ENTRIES SHOWN:
☆ ☆ ☆ ☆

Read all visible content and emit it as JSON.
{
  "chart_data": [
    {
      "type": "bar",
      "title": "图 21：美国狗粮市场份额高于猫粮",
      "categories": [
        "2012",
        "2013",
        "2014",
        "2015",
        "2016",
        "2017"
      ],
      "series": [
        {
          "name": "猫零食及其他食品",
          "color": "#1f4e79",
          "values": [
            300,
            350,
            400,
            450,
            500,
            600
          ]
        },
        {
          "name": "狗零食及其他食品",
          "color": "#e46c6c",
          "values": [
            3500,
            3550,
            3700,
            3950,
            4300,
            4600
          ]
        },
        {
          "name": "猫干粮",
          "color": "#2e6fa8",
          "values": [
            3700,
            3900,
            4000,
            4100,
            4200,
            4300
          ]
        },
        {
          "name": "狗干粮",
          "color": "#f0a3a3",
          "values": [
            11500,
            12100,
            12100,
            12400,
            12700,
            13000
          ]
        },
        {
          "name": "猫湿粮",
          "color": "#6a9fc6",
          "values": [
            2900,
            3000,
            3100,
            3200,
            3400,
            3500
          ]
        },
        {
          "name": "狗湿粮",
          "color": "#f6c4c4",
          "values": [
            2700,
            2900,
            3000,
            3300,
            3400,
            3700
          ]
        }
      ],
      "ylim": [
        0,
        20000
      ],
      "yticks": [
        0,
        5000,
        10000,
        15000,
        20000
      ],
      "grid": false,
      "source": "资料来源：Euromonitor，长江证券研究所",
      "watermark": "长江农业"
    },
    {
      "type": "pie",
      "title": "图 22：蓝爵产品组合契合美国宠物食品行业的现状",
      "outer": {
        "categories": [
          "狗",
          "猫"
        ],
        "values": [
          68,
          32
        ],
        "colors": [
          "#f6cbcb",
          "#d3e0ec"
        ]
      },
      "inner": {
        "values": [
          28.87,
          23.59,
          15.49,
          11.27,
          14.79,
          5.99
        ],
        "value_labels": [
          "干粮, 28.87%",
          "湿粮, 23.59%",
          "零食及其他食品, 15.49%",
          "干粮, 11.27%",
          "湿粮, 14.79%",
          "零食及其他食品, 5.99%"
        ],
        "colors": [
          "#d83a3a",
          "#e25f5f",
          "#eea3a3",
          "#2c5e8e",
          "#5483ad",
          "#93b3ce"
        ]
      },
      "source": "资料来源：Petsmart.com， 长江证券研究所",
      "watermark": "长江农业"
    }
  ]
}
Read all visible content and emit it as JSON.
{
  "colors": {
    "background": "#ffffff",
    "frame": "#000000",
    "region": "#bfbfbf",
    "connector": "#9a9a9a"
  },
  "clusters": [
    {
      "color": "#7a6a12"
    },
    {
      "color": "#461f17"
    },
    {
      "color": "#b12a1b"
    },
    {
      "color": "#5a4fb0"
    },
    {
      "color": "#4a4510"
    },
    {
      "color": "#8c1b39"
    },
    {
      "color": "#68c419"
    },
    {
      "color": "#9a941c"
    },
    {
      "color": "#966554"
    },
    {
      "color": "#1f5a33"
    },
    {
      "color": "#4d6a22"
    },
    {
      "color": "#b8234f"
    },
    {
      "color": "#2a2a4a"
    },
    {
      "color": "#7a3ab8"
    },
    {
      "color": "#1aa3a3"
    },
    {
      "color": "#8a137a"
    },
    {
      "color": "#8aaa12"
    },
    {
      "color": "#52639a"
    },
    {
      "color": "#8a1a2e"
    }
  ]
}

☆ ☆ ☆ ☆

YOUR TASK:
Each line of the material above needs to be quoted exactly, please.

COMPLETED TASK:
Read all visible content and emit it as JSON.
{
  "chart_data": [
    {
      "type": "bar",
      "title": "图 21：美国狗粮市场份额高于猫粮",
      "categories": [
        "2012",
        "2013",
        "2014",
        "2015",
        "2016",
        "2017"
      ],
      "series": [
        {
          "name": "猫零食及其他食品",
          "color": "#1f4e79",
          "values": [
            300,
            350,
            400,
            450,
            500,
            600
          ]
        },
        {
          "name": "狗零食及其他食品",
          "color": "#e46c6c",
          "values": [
            3500,
            3550,
            3700,
            3950,
            4300,
            4600
          ]
        },
        {
          "name": "猫干粮",
          "color": "#2e6fa8",
          "values": [
            3700,
            3900,
            4000,
            4100,
            4200,
            4300
          ]
        },
        {
          "name": "狗干粮",
          "color": "#f0a3a3",
          "values": [
            11500,
            12100,
            12100,
            12400,
            12700,
            13000
          ]
        },
        {
          "name": "猫湿粮",
          "color": "#6a9fc6",
          "values": [
            2900,
            3000,
            3100,
            3200,
            3400,
            3500
          ]
        },
        {
          "name": "狗湿粮",
          "color": "#f6c4c4",
          "values": [
            2700,
            2900,
            3000,
            3300,
            3400,
            3700
          ]
        }
      ],
      "ylim": [
        0,
        20000
      ],
      "yticks": [
        0,
        5000,
        10000,
        15000,
        20000
      ],
      "grid": false,
      "source": "资料来源：Euromonitor，长江证券研究所",
      "watermark": "长江农业"
    },
    {
      "type": "pie",
      "title": "图 22：蓝爵产品组合契合美国宠物食品行业的现状",
      "outer": {
        "categories": [
          "狗",
          "猫"
        ],
        "values": [
          68,
          32
        ],
        "colors": [
          "#f6cbcb",
          "#d3e0ec"
        ]
      },
      "inner": {
        "values": [
          28.87,
          23.59,
          15.49,
          11.27,
          14.79,
          5.99
        ],
        "value_labels": [
          "干粮, 28.87%",
          "湿粮, 23.59%",
          "零食及其他食品, 15.49%",
          "干粮, 11.27%",
          "湿粮, 14.79%",
          "零食及其他食品, 5.99%"
        ],
        "colors": [
          "#d83a3a",
          "#e25f5f",
          "#eea3a3",
          "#2c5e8e",
          "#5483ad",
          "#93b3ce"
        ]
      },
      "source": "资料来源：Petsmart.com， 长江证券研究所",
      "watermark": "长江农业"
    }
  ]
}
Read all visible content and emit it as JSON.
{
  "colors": {
    "background": "#ffffff",
    "frame": "#000000",
    "region": "#bfbfbf",
    "connector": "#9a9a9a"
  },
  "clusters": [
    {
      "color": "#7a6a12"
    },
    {
      "color": "#461f17"
    },
    {
      "color": "#b12a1b"
    },
    {
      "color": "#5a4fb0"
    },
    {
      "color": "#4a4510"
    },
    {
      "color": "#8c1b39"
    },
    {
      "color": "#68c419"
    },
    {
      "color": "#9a941c"
    },
    {
      "color": "#966554"
    },
    {
      "color": "#1f5a33"
    },
    {
      "color": "#4d6a22"
    },
    {
      "color": "#b8234f"
    },
    {
      "color": "#2a2a4a"
    },
    {
      "color": "#7a3ab8"
    },
    {
      "color": "#1aa3a3"
    },
    {
      "color": "#8a137a"
    },
    {
      "color": "#8aaa12"
    },
    {
      "color": "#52639a"
    },
    {
      "color": "#8a1a2e"
    }
  ]
}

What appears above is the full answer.